Write out each record below exactly as it appears, with no pictures.
[start of Data for the task]
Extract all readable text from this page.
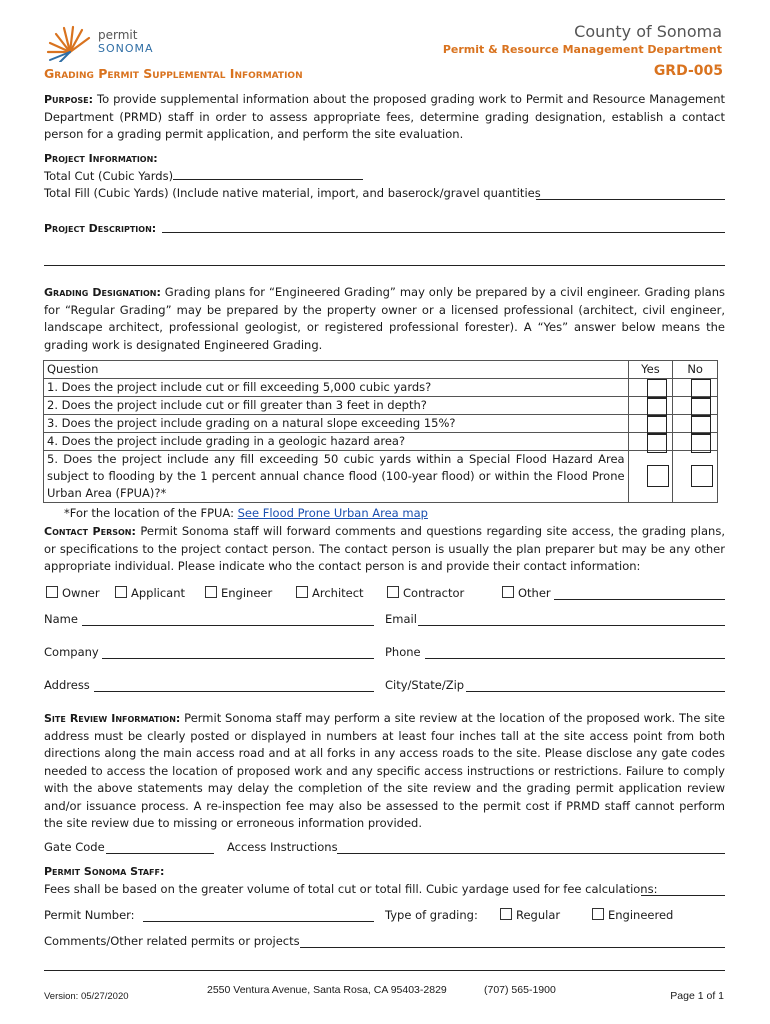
permit
SONOMA
County of Sonoma
Permit & Resource Management Department
Grading Permit Supplemental Information	GRD-005
Purpose: To provide supplemental information about the proposed grading work to Permit and Resource Management Department (PRMD) staff in order to assess appropriate fees, determine grading designation, establish a contact person for a grading permit application, and perform the site evaluation.
Project Information:
Total Cut (Cubic Yards)
Total Fill (Cubic Yards) (Include native material, import, and baserock/gravel quantities
Project Description:
Grading Designation: Grading plans for “Engineered Grading” may only be prepared by a civil engineer. Grading plans for “Regular Grading” may be prepared by the property owner or a licensed professional (architect, civil engineer, landscape architect, professional geologist, or registered professional forester). A “Yes” answer below means the grading work is designated Engineered Grading.
Question	Yes	No
1. Does the project include cut or fill exceeding 5,000 cubic yards?		
2. Does the project include cut or fill greater than 3 feet in depth?		
3. Does the project include grading on a natural slope exceeding 15%?		
4. Does the project include grading in a geologic hazard area?		
5. Does the project include any fill exceeding 50 cubic yards within a Special Flood Hazard Area subject to flooding by the 1 percent annual chance flood (100-year flood) or within the Flood Prone Urban Area (FPUA)?*		
*For the location of the FPUA: See Flood Prone Urban Area map
Contact Person: Permit Sonoma staff will forward comments and questions regarding site access, the grading plans, or specifications to the project contact person. The contact person is usually the plan preparer but may be any other appropriate individual. Please indicate who the contact person is and provide their contact information:
Owner	Applicant	Engineer	Architect	Contractor	Other
Name	Email
Company	Phone
Address	City/State/Zip
Site Review Information: Permit Sonoma staff may perform a site review at the location of the proposed work. The site address must be clearly posted or displayed in numbers at least four inches tall at the site access point from both directions along the main access road and at all forks in any access roads to the site. Please disclose any gate codes needed to access the location of proposed work and any specific access instructions or restrictions. Failure to comply with the above statements may delay the completion of the site review and the grading permit application review and/or issuance process. A re-inspection fee may also be assessed to the permit cost if PRMD staff cannot perform the site review due to missing or erroneous information provided.
Gate Code	Access Instructions
Permit Sonoma Staff:
Fees shall be based on the greater volume of total cut or total fill. Cubic yardage used for fee calculations:
Permit Number:	Type of grading:	Regular	Engineered
Comments/Other related permits or projects
Version: 05/27/2020
2550 Ventura Avenue, Santa Rosa, CA 95403-2829	(707) 565-1900	Page 1 of 1
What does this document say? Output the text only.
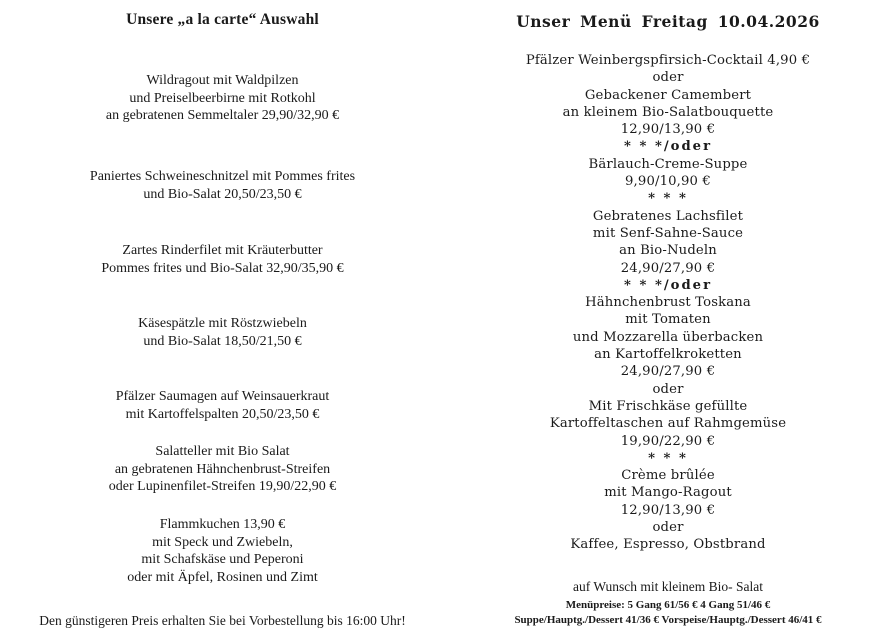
Unsere „a la carte“ Auswahl
Wildragout mit Waldpilzen
und Preiselbeerbirne mit Rotkohl
an gebratenen Semmeltaler 29,90/32,90 €
Paniertes Schweineschnitzel mit Pommes frites
und Bio-Salat 20,50/23,50 €
Zartes Rinderfilet mit Kräuterbutter
Pommes frites und Bio-Salat 32,90/35,90 €
Käsespätzle mit Röstzwiebeln
und Bio-Salat 18,50/21,50 €
Pfälzer Saumagen auf Weinsauerkraut
mit Kartoffelspalten 20,50/23,50 €
Salatteller mit Bio Salat
an gebratenen Hähnchenbrust-Streifen
oder Lupinenfilet-Streifen 19,90/22,90 €
Flammkuchen 13,90 €
mit Speck und Zwiebeln,
mit Schafskäse und Peperoni
oder mit Äpfel, Rosinen und Zimt
Den günstigeren Preis erhalten Sie bei Vorbestellung bis 16:00 Uhr!
Unser Menü Freitag 10.04.2026
Pfälzer Weinbergspfirsich-Cocktail 4,90 €
oder
Gebackener Camembert
an kleinem Bio-Salatbouquette
12,90/13,90 €
* * */oder
Bärlauch-Creme-Suppe
9,90/10,90 €
* * *
Gebratenes Lachsfilet
mit Senf-Sahne-Sauce
an Bio-Nudeln
24,90/27,90 €
* * */oder
Hähnchenbrust Toskana
mit Tomaten
und Mozzarella überbacken
an Kartoffelkroketten
24,90/27,90 €
oder
Mit Frischkäse gefüllte
Kartoffeltaschen auf Rahmgemüse
19,90/22,90 €
* * *
Crème brûlée
mit Mango-Ragout
12,90/13,90 €
oder
Kaffee, Espresso, Obstbrand
auf Wunsch mit kleinem Bio- Salat
Menüpreise: 5 Gang 61/56 € 4 Gang 51/46 €
Suppe/Hauptg./Dessert 41/36 € Vorspeise/Hauptg./Dessert 46/41 €
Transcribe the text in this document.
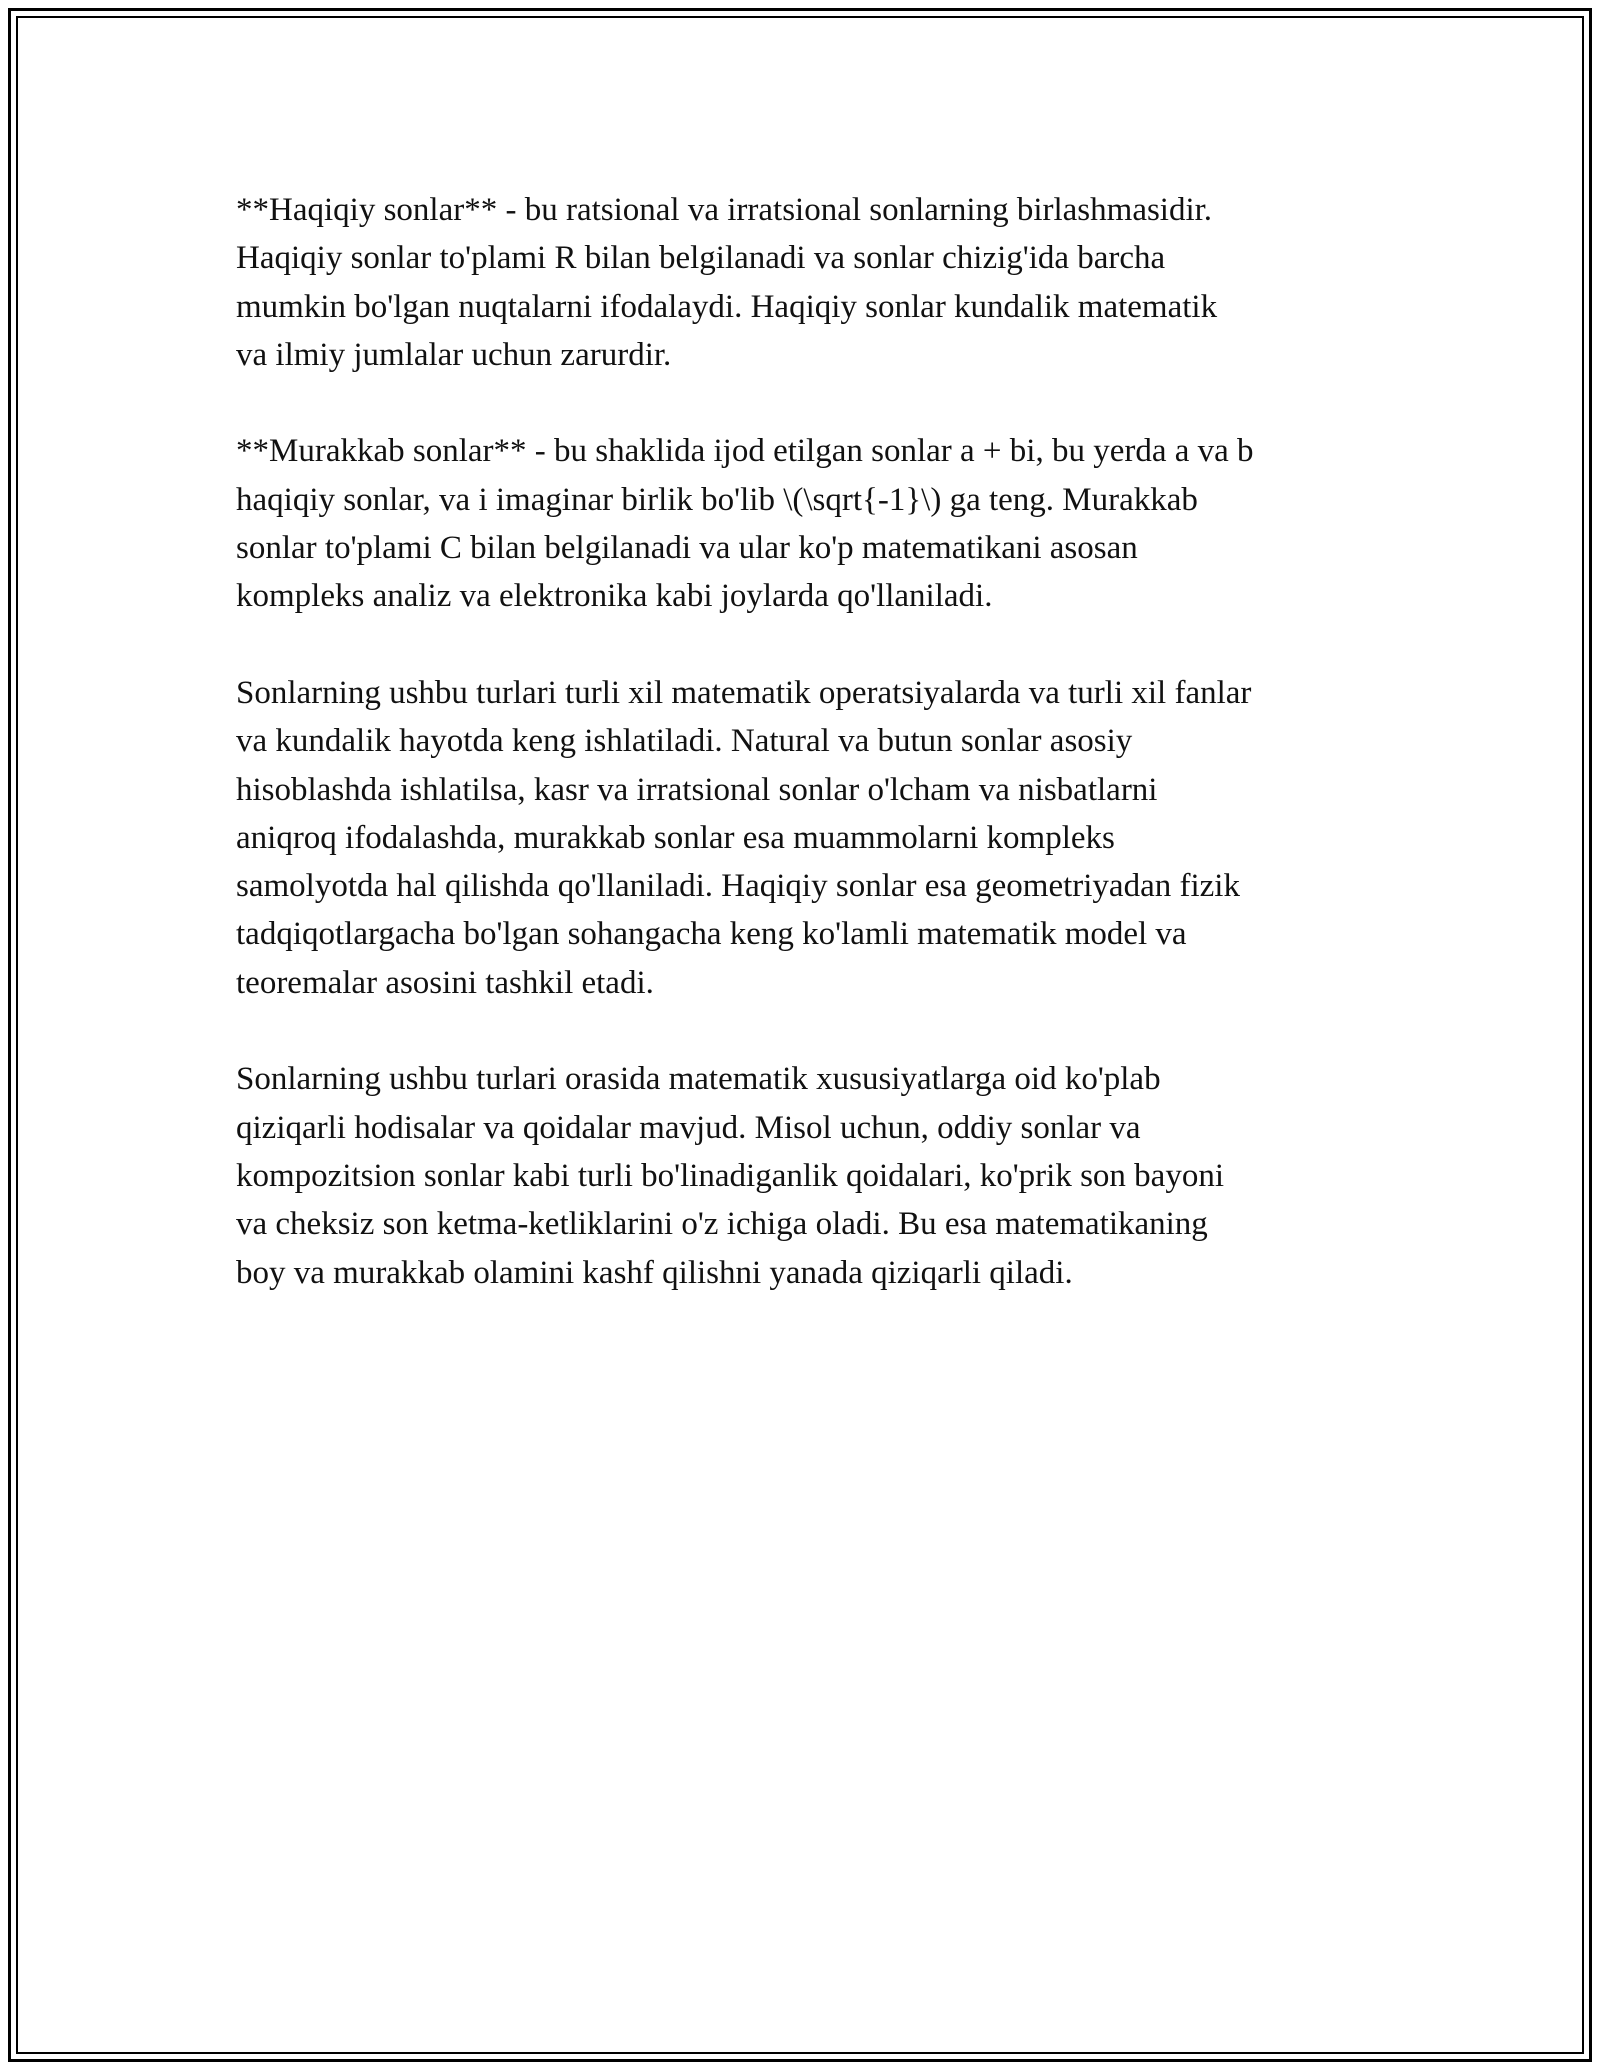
**Haqiqiy sonlar** - bu ratsional va irratsional sonlarning birlashmasidir.
Haqiqiy sonlar to'plami R bilan belgilanadi va sonlar chizig'ida barcha
mumkin bo'lgan nuqtalarni ifodalaydi. Haqiqiy sonlar kundalik matematik
va ilmiy jumlalar uchun zarurdir.

**Murakkab sonlar** - bu shaklida ijod etilgan sonlar a + bi, bu yerda a va b
haqiqiy sonlar, va i imaginar birlik bo'lib \(\sqrt{-1}\) ga teng. Murakkab
sonlar to'plami C bilan belgilanadi va ular ko'p matematikani asosan
kompleks analiz va elektronika kabi joylarda qo'llaniladi.

Sonlarning ushbu turlari turli xil matematik operatsiyalarda va turli xil fanlar
va kundalik hayotda keng ishlatiladi. Natural va butun sonlar asosiy
hisoblashda ishlatilsa, kasr va irratsional sonlar o'lcham va nisbatlarni
aniqroq ifodalashda, murakkab sonlar esa muammolarni kompleks
samolyotda hal qilishda qo'llaniladi. Haqiqiy sonlar esa geometriyadan fizik
tadqiqotlargacha bo'lgan sohangacha keng ko'lamli matematik model va
teoremalar asosini tashkil etadi.

Sonlarning ushbu turlari orasida matematik xususiyatlarga oid ko'plab
qiziqarli hodisalar va qoidalar mavjud. Misol uchun, oddiy sonlar va
kompozitsion sonlar kabi turli bo'linadiganlik qoidalari, ko'prik son bayoni
va cheksiz son ketma-ketliklarini o'z ichiga oladi. Bu esa matematikaning
boy va murakkab olamini kashf qilishni yanada qiziqarli qiladi.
[end of Data for the task]
#### [Output of the task]
Extract all readable text from this page.
permit
SONOMA
County of Sonoma
Permit & Resource Management Department
Grading Permit Supplemental Information	GRD-005
Purpose: To provide supplemental information about the proposed grading work to Permit and Resource Management Department (PRMD) staff in order to assess appropriate fees, determine grading designation, establish a contact person for a grading permit application, and perform the site evaluation.
Project Information:
Total Cut (Cubic Yards)
Total Fill (Cubic Yards) (Include native material, import, and baserock/gravel quantities
Project Description:
Grading Designation: Grading plans for “Engineered Grading” may only be prepared by a civil engineer. Grading plans for “Regular Grading” may be prepared by the property owner or a licensed professional (architect, civil engineer, landscape architect, professional geologist, or registered professional forester). A “Yes” answer below means the grading work is designated Engineered Grading.
Question	Yes	No
1. Does the project include cut or fill exceeding 5,000 cubic yards?		
2. Does the project include cut or fill greater than 3 feet in depth?		
3. Does the project include grading on a natural slope exceeding 15%?		
4. Does the project include grading in a geologic hazard area?		
5. Does the project include any fill exceeding 50 cubic yards within a Special Flood Hazard Area subject to flooding by the 1 percent annual chance flood (100-year flood) or within the Flood Prone Urban Area (FPUA)?*		
*For the location of the FPUA: See Flood Prone Urban Area map
Contact Person: Permit Sonoma staff will forward comments and questions regarding site access, the grading plans, or specifications to the project contact person. The contact person is usually the plan preparer but may be any other appropriate individual. Please indicate who the contact person is and provide their contact information:
Owner	Applicant	Engineer	Architect	Contractor	Other
Name	Email
Company	Phone
Address	City/State/Zip
Site Review Information: Permit Sonoma staff may perform a site review at the location of the proposed work. The site address must be clearly posted or displayed in numbers at least four inches tall at the site access point from both directions along the main access road and at all forks in any access roads to the site. Please disclose any gate codes needed to access the location of proposed work and any specific access instructions or restrictions. Failure to comply with the above statements may delay the completion of the site review and the grading permit application review and/or issuance process. A re-inspection fee may also be assessed to the permit cost if PRMD staff cannot perform the site review due to missing or erroneous information provided.
Gate Code	Access Instructions
Permit Sonoma Staff:
Fees shall be based on the greater volume of total cut or total fill. Cubic yardage used for fee calculations:
Permit Number:	Type of grading:	Regular	Engineered
Comments/Other related permits or projects
Version: 05/27/2020
2550 Ventura Avenue, Santa Rosa, CA 95403-2829	(707) 565-1900	Page 1 of 1
What does this document say? Output the text only.
Unsere „a la carte“ Auswahl
Wildragout mit Waldpilzen
und Preiselbeerbirne mit Rotkohl
an gebratenen Semmeltaler 29,90/32,90 €
Paniertes Schweineschnitzel mit Pommes frites
und Bio-Salat 20,50/23,50 €
Zartes Rinderfilet mit Kräuterbutter
Pommes frites und Bio-Salat 32,90/35,90 €
Käsespätzle mit Röstzwiebeln
und Bio-Salat 18,50/21,50 €
Pfälzer Saumagen auf Weinsauerkraut
mit Kartoffelspalten 20,50/23,50 €
Salatteller mit Bio Salat
an gebratenen Hähnchenbrust-Streifen
oder Lupinenfilet-Streifen 19,90/22,90 €
Flammkuchen 13,90 €
mit Speck und Zwiebeln,
mit Schafskäse und Peperoni
oder mit Äpfel, Rosinen und Zimt
Den günstigeren Preis erhalten Sie bei Vorbestellung bis 16:00 Uhr!
Unser Menü Freitag 10.04.2026
Pfälzer Weinbergspfirsich-Cocktail 4,90 €
oder
Gebackener Camembert
an kleinem Bio-Salatbouquette
12,90/13,90 €
* * */oder
Bärlauch-Creme-Suppe
9,90/10,90 €
* * *
Gebratenes Lachsfilet
mit Senf-Sahne-Sauce
an Bio-Nudeln
24,90/27,90 €
* * */oder
Hähnchenbrust Toskana
mit Tomaten
und Mozzarella überbacken
an Kartoffelkroketten
24,90/27,90 €
oder
Mit Frischkäse gefüllte
Kartoffeltaschen auf Rahmgemüse
19,90/22,90 €
* * *
Crème brûlée
mit Mango-Ragout
12,90/13,90 €
oder
Kaffee, Espresso, Obstbrand
auf Wunsch mit kleinem Bio- Salat
Menüpreise: 5 Gang 61/56 € 4 Gang 51/46 €
Suppe/Hauptg./Dessert 41/36 € Vorspeise/Hauptg./Dessert 46/41 €
Transcribe the text in this document.
**Haqiqiy sonlar** - bu ratsional va irratsional sonlarning birlashmasidir.
Haqiqiy sonlar to'plami R bilan belgilanadi va sonlar chizig'ida barcha
mumkin bo'lgan nuqtalarni ifodalaydi. Haqiqiy sonlar kundalik matematik
va ilmiy jumlalar uchun zarurdir.

**Murakkab sonlar** - bu shaklida ijod etilgan sonlar a + bi, bu yerda a va b
haqiqiy sonlar, va i imaginar birlik bo'lib \(\sqrt{-1}\) ga teng. Murakkab
sonlar to'plami C bilan belgilanadi va ular ko'p matematikani asosan
kompleks analiz va elektronika kabi joylarda qo'llaniladi.

Sonlarning ushbu turlari turli xil matematik operatsiyalarda va turli xil fanlar
va kundalik hayotda keng ishlatiladi. Natural va butun sonlar asosiy
hisoblashda ishlatilsa, kasr va irratsional sonlar o'lcham va nisbatlarni
aniqroq ifodalashda, murakkab sonlar esa muammolarni kompleks
samolyotda hal qilishda qo'llaniladi. Haqiqiy sonlar esa geometriyadan fizik
tadqiqotlargacha bo'lgan sohangacha keng ko'lamli matematik model va
teoremalar asosini tashkil etadi.

Sonlarning ushbu turlari orasida matematik xususiyatlarga oid ko'plab
qiziqarli hodisalar va qoidalar mavjud. Misol uchun, oddiy sonlar va
kompozitsion sonlar kabi turli bo'linadiganlik qoidalari, ko'prik son bayoni
va cheksiz son ketma-ketliklarini o'z ichiga oladi. Bu esa matematikaning
boy va murakkab olamini kashf qilishni yanada qiziqarli qiladi.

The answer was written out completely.